- [THE TASK]: With pictures left out, retype exactly the lines from the one containing "Convert this screenshot" through the final line of the entries.

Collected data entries
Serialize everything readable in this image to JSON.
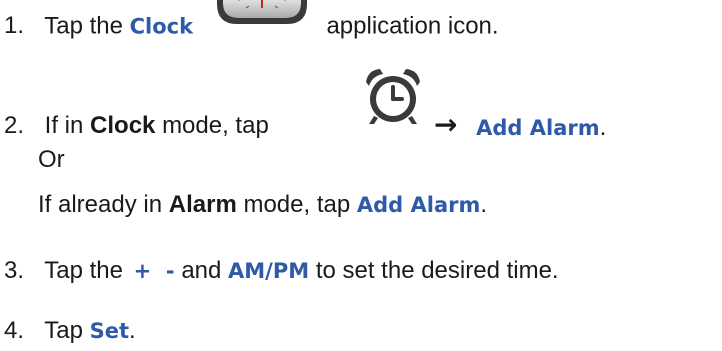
{
  "steps": {
    "s1": {
      "num": "1.",
      "pre": "Tap the",
      "term": "Clock",
      "post": "application icon.",
      "icon": "clock-app-icon"
    },
    "s2": {
      "num": "2.",
      "a_pre": "If in",
      "a_mode": "Clock",
      "a_mid": "mode, tap",
      "a_icon": "alarm-clock-icon",
      "a_arrow": "→",
      "a_term": "Add Alarm",
      "a_end": ".",
      "or": "Or",
      "b_pre": "If already in",
      "b_mode": "Alarm",
      "b_mid": "mode, tap",
      "b_term": "Add Alarm",
      "b_end": "."
    },
    "s3": {
      "num": "3.",
      "pre": "Tap the",
      "plus": "+",
      "minus": "-",
      "and": "and",
      "ampm": "AM/PM",
      "post": "to set the desired time."
    },
    "s4": {
      "num": "4.",
      "pre": "Tap",
      "term": "Set",
      "end": "."
    }
  },
  "colors": {
    "ui_term": "#2e5aa8",
    "arrow": "#1a1a1a",
    "text": "#1a1a1a"
  }
}
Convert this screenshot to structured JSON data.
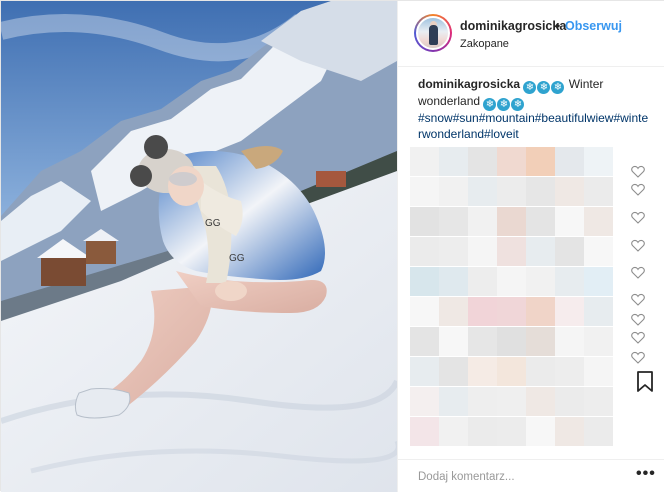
{
  "post": {
    "username": "dominikagrosicka",
    "dot": "•",
    "follow_label": "Obserwuj",
    "location": "Zakopane",
    "caption_username": "dominikagrosicka",
    "caption_text_1": "Winter",
    "caption_text_2": "wonderland",
    "hashtags": "#snow#sun#mountain#beautifulwiew#winterwonderland#loveit",
    "comment_placeholder": "Dodaj komentarz...",
    "more_label": "•••"
  },
  "icons": {
    "snowflake": "snowflake-emoji-icon",
    "heart": "heart-outline-icon",
    "bookmark": "bookmark-outline-icon",
    "more": "more-options-icon"
  },
  "colors": {
    "link": "#3897f0",
    "hashtag": "#003569",
    "text": "#262626",
    "placeholder": "#999999"
  }
}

- [IN RESPONSE]:
Convert this screenshot to structured JSON data.
{
  "post": {
    "username": "dominikagrosicka",
    "dot": "•",
    "follow_label": "Obserwuj",
    "location": "Zakopane",
    "caption_username": "dominikagrosicka",
    "caption_text_1": "Winter",
    "caption_text_2": "wonderland",
    "hashtags": "#snow#sun#mountain#beautifulwiew#winterwonderland#loveit",
    "comment_placeholder": "Dodaj komentarz...",
    "more_label": "•••"
  },
  "icons": {
    "snowflake": "snowflake-emoji-icon",
    "heart": "heart-outline-icon",
    "bookmark": "bookmark-outline-icon",
    "more": "more-options-icon"
  },
  "colors": {
    "link": "#3897f0",
    "hashtag": "#003569",
    "text": "#262626",
    "placeholder": "#999999"
  }
}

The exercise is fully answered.